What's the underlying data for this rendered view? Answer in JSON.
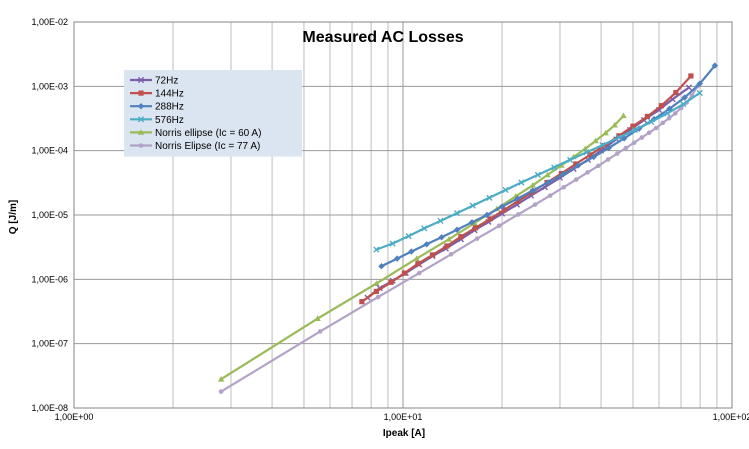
{
  "chart_data": {
    "type": "line",
    "title": "Measured AC Losses",
    "xlabel": "Ipeak [A]",
    "ylabel": "Q [J/m]",
    "xscale": "log",
    "yscale": "log",
    "xlim": [
      1,
      100
    ],
    "ylim": [
      1e-08,
      0.01
    ],
    "x_tick_labels": [
      "1,00E+00",
      "1,00E+01",
      "1,00E+02"
    ],
    "y_tick_labels": [
      "1,00E-08",
      "1,00E-07",
      "1,00E-06",
      "1,00E-05",
      "1,00E-04",
      "1,00E-03",
      "1,00E-02"
    ],
    "grid": true,
    "legend_position": "upper-left inside plot",
    "series": [
      {
        "name": "72Hz",
        "color": "#7B5EA7",
        "marker": "x",
        "x": [
          7.8,
          8.5,
          9.3,
          10.2,
          11.2,
          12.3,
          13.5,
          15.0,
          16.5,
          18.2,
          20.0,
          22.2,
          24.5,
          27.0,
          30.0,
          33.0,
          36.5,
          40.0,
          44.5,
          49.0,
          54.0,
          60.0,
          66.0,
          74.0
        ],
        "y": [
          5.2e-07,
          7.3e-07,
          9.5e-07,
          1.25e-06,
          1.7e-06,
          2.3e-06,
          3e-06,
          4.2e-06,
          5.8e-06,
          7.8e-06,
          1.05e-05,
          1.45e-05,
          2e-05,
          2.7e-05,
          3.8e-05,
          5.2e-05,
          7.2e-05,
          0.0001,
          0.00015,
          0.00021,
          0.0003,
          0.00043,
          0.00063,
          0.00096
        ]
      },
      {
        "name": "144Hz",
        "color": "#C0504D",
        "marker": "square",
        "x": [
          7.5,
          8.3,
          9.2,
          10.1,
          11.1,
          12.3,
          13.6,
          15.0,
          16.6,
          18.4,
          20.3,
          22.4,
          24.8,
          27.4,
          30.3,
          33.5,
          37.0,
          41.0,
          45.3,
          50.0,
          55.3,
          61.0,
          67.5,
          75.0
        ],
        "y": [
          4.5e-07,
          6.5e-07,
          9e-07,
          1.25e-06,
          1.75e-06,
          2.4e-06,
          3.3e-06,
          4.6e-06,
          6.3e-06,
          8.7e-06,
          1.2e-05,
          1.65e-05,
          2.3e-05,
          3.2e-05,
          4.4e-05,
          6.2e-05,
          8.6e-05,
          0.00012,
          0.00017,
          0.00024,
          0.00034,
          0.0005,
          0.0008,
          0.00145
        ]
      },
      {
        "name": "288Hz",
        "color": "#4F81BD",
        "marker": "diamond",
        "x": [
          8.6,
          9.6,
          10.6,
          11.8,
          13.1,
          14.6,
          16.2,
          18.0,
          20.0,
          22.3,
          24.8,
          27.6,
          30.7,
          34.1,
          38.0,
          42.2,
          47.0,
          52.2,
          58.0,
          64.6,
          71.8,
          79.8,
          88.7
        ],
        "y": [
          1.6e-06,
          2.1e-06,
          2.7e-06,
          3.5e-06,
          4.5e-06,
          5.9e-06,
          7.7e-06,
          1e-05,
          1.35e-05,
          1.8e-05,
          2.4e-05,
          3.2e-05,
          4.3e-05,
          5.9e-05,
          8e-05,
          0.00011,
          0.000155,
          0.00022,
          0.00031,
          0.00045,
          0.00067,
          0.0011,
          0.0021
        ]
      },
      {
        "name": "576Hz",
        "color": "#4BACC6",
        "marker": "x",
        "x": [
          8.3,
          9.3,
          10.4,
          11.6,
          13.0,
          14.6,
          16.3,
          18.3,
          20.5,
          22.9,
          25.7,
          28.8,
          32.2,
          36.1,
          40.4,
          45.3,
          50.7,
          56.8,
          63.6,
          71.2,
          79.8
        ],
        "y": [
          2.9e-06,
          3.6e-06,
          4.7e-06,
          6.2e-06,
          8.1e-06,
          1.07e-05,
          1.4e-05,
          1.85e-05,
          2.45e-05,
          3.2e-05,
          4.2e-05,
          5.5e-05,
          7.2e-05,
          9.4e-05,
          0.000122,
          0.00016,
          0.00021,
          0.00028,
          0.00038,
          0.00053,
          0.00079
        ]
      },
      {
        "name": "Norris ellipse (Ic = 60 A)",
        "color": "#9BBB59",
        "marker": "triangle",
        "x": [
          2.8,
          5.5,
          8.3,
          11.0,
          13.8,
          16.5,
          19.3,
          22.0,
          24.8,
          27.5,
          30.3,
          33.0,
          35.8,
          38.5,
          41.3,
          44.0,
          46.8
        ],
        "y": [
          2.8e-08,
          2.45e-07,
          8.6e-07,
          2.1e-06,
          4.2e-06,
          7.5e-06,
          1.25e-05,
          1.95e-05,
          2.9e-05,
          4.2e-05,
          5.9e-05,
          8e-05,
          0.000107,
          0.000142,
          0.000188,
          0.00025,
          0.00035
        ]
      },
      {
        "name": "Norris Elipse (Ic = 77 A)",
        "color": "#B3A2C7",
        "marker": "circle",
        "x": [
          2.8,
          5.6,
          8.4,
          11.2,
          14.0,
          16.8,
          19.6,
          22.4,
          25.2,
          28.0,
          30.8,
          33.6,
          36.4,
          39.2,
          42.0,
          44.8,
          47.6,
          50.4,
          53.2,
          56.0,
          58.8,
          61.6,
          64.4,
          67.2,
          70.0,
          72.8,
          75.6,
          78.4
        ],
        "y": [
          1.8e-08,
          1.55e-07,
          5.3e-07,
          1.25e-06,
          2.45e-06,
          4.3e-06,
          6.8e-06,
          1.02e-05,
          1.45e-05,
          2e-05,
          2.7e-05,
          3.55e-05,
          4.6e-05,
          5.8e-05,
          7.3e-05,
          9e-05,
          0.00011,
          0.000133,
          0.00016,
          0.00019,
          0.000225,
          0.00027,
          0.00032,
          0.00038,
          0.00046,
          0.00056,
          0.00072,
          0.001
        ]
      }
    ]
  }
}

Aim of the exercise:
Write out each line again precisely as it appears, skipping every picture.

Answer in full:
What's the underlying data for this rendered view? Answer in JSON.
{
  "chart_data": {
    "type": "line",
    "title": "Measured AC Losses",
    "xlabel": "Ipeak [A]",
    "ylabel": "Q [J/m]",
    "xscale": "log",
    "yscale": "log",
    "xlim": [
      1,
      100
    ],
    "ylim": [
      1e-08,
      0.01
    ],
    "x_tick_labels": [
      "1,00E+00",
      "1,00E+01",
      "1,00E+02"
    ],
    "y_tick_labels": [
      "1,00E-08",
      "1,00E-07",
      "1,00E-06",
      "1,00E-05",
      "1,00E-04",
      "1,00E-03",
      "1,00E-02"
    ],
    "grid": true,
    "legend_position": "upper-left inside plot",
    "series": [
      {
        "name": "72Hz",
        "color": "#7B5EA7",
        "marker": "x",
        "x": [
          7.8,
          8.5,
          9.3,
          10.2,
          11.2,
          12.3,
          13.5,
          15.0,
          16.5,
          18.2,
          20.0,
          22.2,
          24.5,
          27.0,
          30.0,
          33.0,
          36.5,
          40.0,
          44.5,
          49.0,
          54.0,
          60.0,
          66.0,
          74.0
        ],
        "y": [
          5.2e-07,
          7.3e-07,
          9.5e-07,
          1.25e-06,
          1.7e-06,
          2.3e-06,
          3e-06,
          4.2e-06,
          5.8e-06,
          7.8e-06,
          1.05e-05,
          1.45e-05,
          2e-05,
          2.7e-05,
          3.8e-05,
          5.2e-05,
          7.2e-05,
          0.0001,
          0.00015,
          0.00021,
          0.0003,
          0.00043,
          0.00063,
          0.00096
        ]
      },
      {
        "name": "144Hz",
        "color": "#C0504D",
        "marker": "square",
        "x": [
          7.5,
          8.3,
          9.2,
          10.1,
          11.1,
          12.3,
          13.6,
          15.0,
          16.6,
          18.4,
          20.3,
          22.4,
          24.8,
          27.4,
          30.3,
          33.5,
          37.0,
          41.0,
          45.3,
          50.0,
          55.3,
          61.0,
          67.5,
          75.0
        ],
        "y": [
          4.5e-07,
          6.5e-07,
          9e-07,
          1.25e-06,
          1.75e-06,
          2.4e-06,
          3.3e-06,
          4.6e-06,
          6.3e-06,
          8.7e-06,
          1.2e-05,
          1.65e-05,
          2.3e-05,
          3.2e-05,
          4.4e-05,
          6.2e-05,
          8.6e-05,
          0.00012,
          0.00017,
          0.00024,
          0.00034,
          0.0005,
          0.0008,
          0.00145
        ]
      },
      {
        "name": "288Hz",
        "color": "#4F81BD",
        "marker": "diamond",
        "x": [
          8.6,
          9.6,
          10.6,
          11.8,
          13.1,
          14.6,
          16.2,
          18.0,
          20.0,
          22.3,
          24.8,
          27.6,
          30.7,
          34.1,
          38.0,
          42.2,
          47.0,
          52.2,
          58.0,
          64.6,
          71.8,
          79.8,
          88.7
        ],
        "y": [
          1.6e-06,
          2.1e-06,
          2.7e-06,
          3.5e-06,
          4.5e-06,
          5.9e-06,
          7.7e-06,
          1e-05,
          1.35e-05,
          1.8e-05,
          2.4e-05,
          3.2e-05,
          4.3e-05,
          5.9e-05,
          8e-05,
          0.00011,
          0.000155,
          0.00022,
          0.00031,
          0.00045,
          0.00067,
          0.0011,
          0.0021
        ]
      },
      {
        "name": "576Hz",
        "color": "#4BACC6",
        "marker": "x",
        "x": [
          8.3,
          9.3,
          10.4,
          11.6,
          13.0,
          14.6,
          16.3,
          18.3,
          20.5,
          22.9,
          25.7,
          28.8,
          32.2,
          36.1,
          40.4,
          45.3,
          50.7,
          56.8,
          63.6,
          71.2,
          79.8
        ],
        "y": [
          2.9e-06,
          3.6e-06,
          4.7e-06,
          6.2e-06,
          8.1e-06,
          1.07e-05,
          1.4e-05,
          1.85e-05,
          2.45e-05,
          3.2e-05,
          4.2e-05,
          5.5e-05,
          7.2e-05,
          9.4e-05,
          0.000122,
          0.00016,
          0.00021,
          0.00028,
          0.00038,
          0.00053,
          0.00079
        ]
      },
      {
        "name": "Norris ellipse (Ic = 60 A)",
        "color": "#9BBB59",
        "marker": "triangle",
        "x": [
          2.8,
          5.5,
          8.3,
          11.0,
          13.8,
          16.5,
          19.3,
          22.0,
          24.8,
          27.5,
          30.3,
          33.0,
          35.8,
          38.5,
          41.3,
          44.0,
          46.8
        ],
        "y": [
          2.8e-08,
          2.45e-07,
          8.6e-07,
          2.1e-06,
          4.2e-06,
          7.5e-06,
          1.25e-05,
          1.95e-05,
          2.9e-05,
          4.2e-05,
          5.9e-05,
          8e-05,
          0.000107,
          0.000142,
          0.000188,
          0.00025,
          0.00035
        ]
      },
      {
        "name": "Norris Elipse (Ic = 77 A)",
        "color": "#B3A2C7",
        "marker": "circle",
        "x": [
          2.8,
          5.6,
          8.4,
          11.2,
          14.0,
          16.8,
          19.6,
          22.4,
          25.2,
          28.0,
          30.8,
          33.6,
          36.4,
          39.2,
          42.0,
          44.8,
          47.6,
          50.4,
          53.2,
          56.0,
          58.8,
          61.6,
          64.4,
          67.2,
          70.0,
          72.8,
          75.6,
          78.4
        ],
        "y": [
          1.8e-08,
          1.55e-07,
          5.3e-07,
          1.25e-06,
          2.45e-06,
          4.3e-06,
          6.8e-06,
          1.02e-05,
          1.45e-05,
          2e-05,
          2.7e-05,
          3.55e-05,
          4.6e-05,
          5.8e-05,
          7.3e-05,
          9e-05,
          0.00011,
          0.000133,
          0.00016,
          0.00019,
          0.000225,
          0.00027,
          0.00032,
          0.00038,
          0.00046,
          0.00056,
          0.00072,
          0.001
        ]
      }
    ]
  }
}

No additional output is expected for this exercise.